═══ RECORDS FOR PROCESSING

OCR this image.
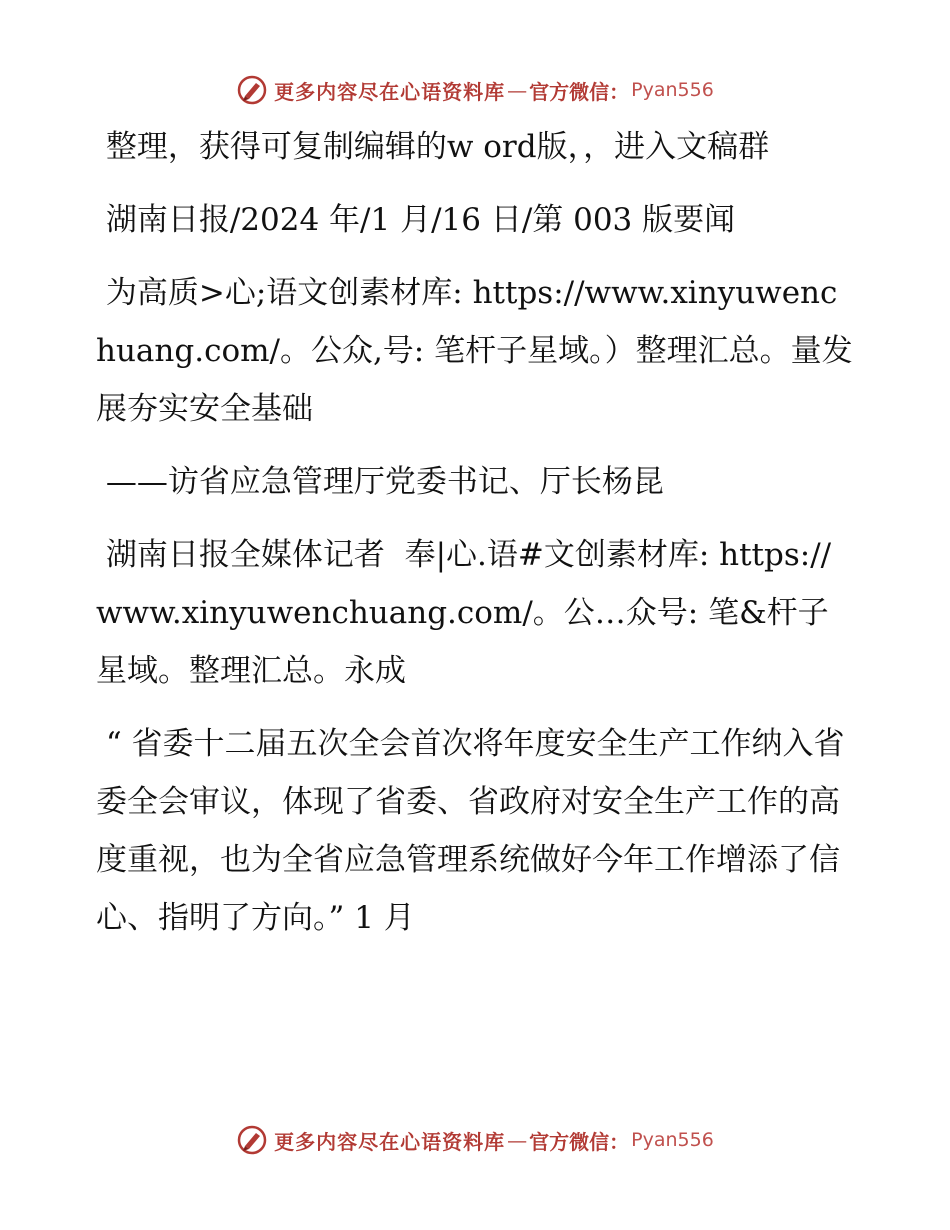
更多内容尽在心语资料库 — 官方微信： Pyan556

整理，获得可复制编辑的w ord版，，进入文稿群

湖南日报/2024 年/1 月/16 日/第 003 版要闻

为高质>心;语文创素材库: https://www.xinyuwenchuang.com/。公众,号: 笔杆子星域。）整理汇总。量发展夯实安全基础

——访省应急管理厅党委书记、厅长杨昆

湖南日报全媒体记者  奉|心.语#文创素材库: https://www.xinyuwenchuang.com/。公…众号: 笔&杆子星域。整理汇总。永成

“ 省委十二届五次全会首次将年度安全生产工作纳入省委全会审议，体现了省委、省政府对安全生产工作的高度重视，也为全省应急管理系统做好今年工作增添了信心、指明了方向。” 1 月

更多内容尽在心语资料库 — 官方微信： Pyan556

══════
═══ RECORDS FOR PROCESSING

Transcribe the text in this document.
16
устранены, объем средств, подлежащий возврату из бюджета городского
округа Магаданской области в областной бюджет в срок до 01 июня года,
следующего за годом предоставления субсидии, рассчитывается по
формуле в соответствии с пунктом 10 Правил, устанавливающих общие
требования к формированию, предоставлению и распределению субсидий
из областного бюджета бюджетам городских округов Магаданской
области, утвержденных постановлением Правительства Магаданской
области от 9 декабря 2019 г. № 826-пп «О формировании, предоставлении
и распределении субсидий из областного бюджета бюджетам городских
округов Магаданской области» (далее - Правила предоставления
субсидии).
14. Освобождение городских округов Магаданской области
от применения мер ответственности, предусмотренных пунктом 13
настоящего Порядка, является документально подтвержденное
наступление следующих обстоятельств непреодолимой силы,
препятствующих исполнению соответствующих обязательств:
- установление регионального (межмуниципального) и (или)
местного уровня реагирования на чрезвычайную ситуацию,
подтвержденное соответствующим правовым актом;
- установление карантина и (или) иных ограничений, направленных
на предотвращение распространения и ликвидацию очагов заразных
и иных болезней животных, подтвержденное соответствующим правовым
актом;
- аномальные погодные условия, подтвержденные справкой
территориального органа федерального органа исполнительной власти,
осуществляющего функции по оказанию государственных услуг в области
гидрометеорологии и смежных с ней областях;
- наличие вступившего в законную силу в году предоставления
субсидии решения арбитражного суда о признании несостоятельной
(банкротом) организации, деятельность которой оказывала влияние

══════

- WHAT THE TASK ASKS
Return every line of the preceding records in which the word "установление" appears.

- RESPONSE TO THE EXERCISE
- установление регионального (межмуниципального) и (или)
- установление карантина и (или) иных ограничений, направленных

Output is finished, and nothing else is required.